■ **WHAT IS REQUIRED**:
Copy out the data exactly, leaving the pictures behind.

— START TASK MATERIAL —

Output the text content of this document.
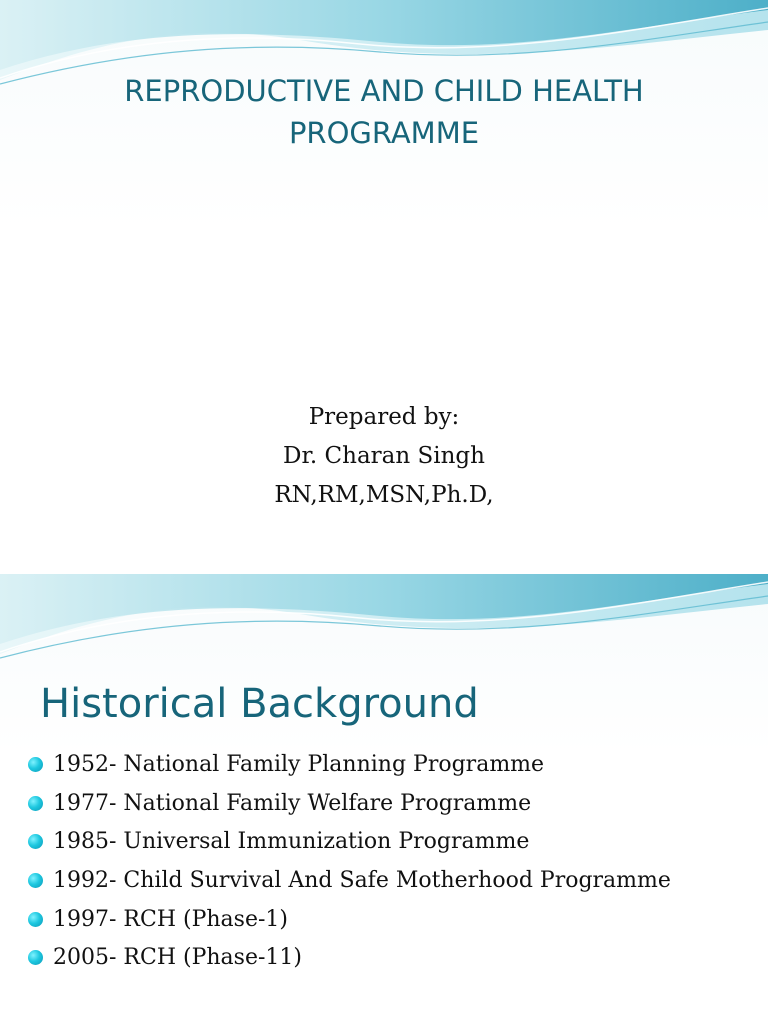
REPRODUCTIVE AND CHILD HEALTH
PROGRAMME
Prepared by:
Dr. Charan Singh
RN,RM,MSN,Ph.D,
Historical Background
1952- National Family Planning Programme
1977- National Family Welfare Programme
1985- Universal Immunization Programme
1992- Child Survival And Safe Motherhood Programme
1997- RCH (Phase-1)
2005- RCH (Phase-11)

— END TASK MATERIAL —

■ **FULL SOLUTION**:
Output the text content of this document.
REPRODUCTIVE AND CHILD HEALTH
PROGRAMME
Prepared by:
Dr. Charan Singh
RN,RM,MSN,Ph.D,
Historical Background
1952- National Family Planning Programme
1977- National Family Welfare Programme
1985- Universal Immunization Programme
1992- Child Survival And Safe Motherhood Programme
1997- RCH (Phase-1)
2005- RCH (Phase-11)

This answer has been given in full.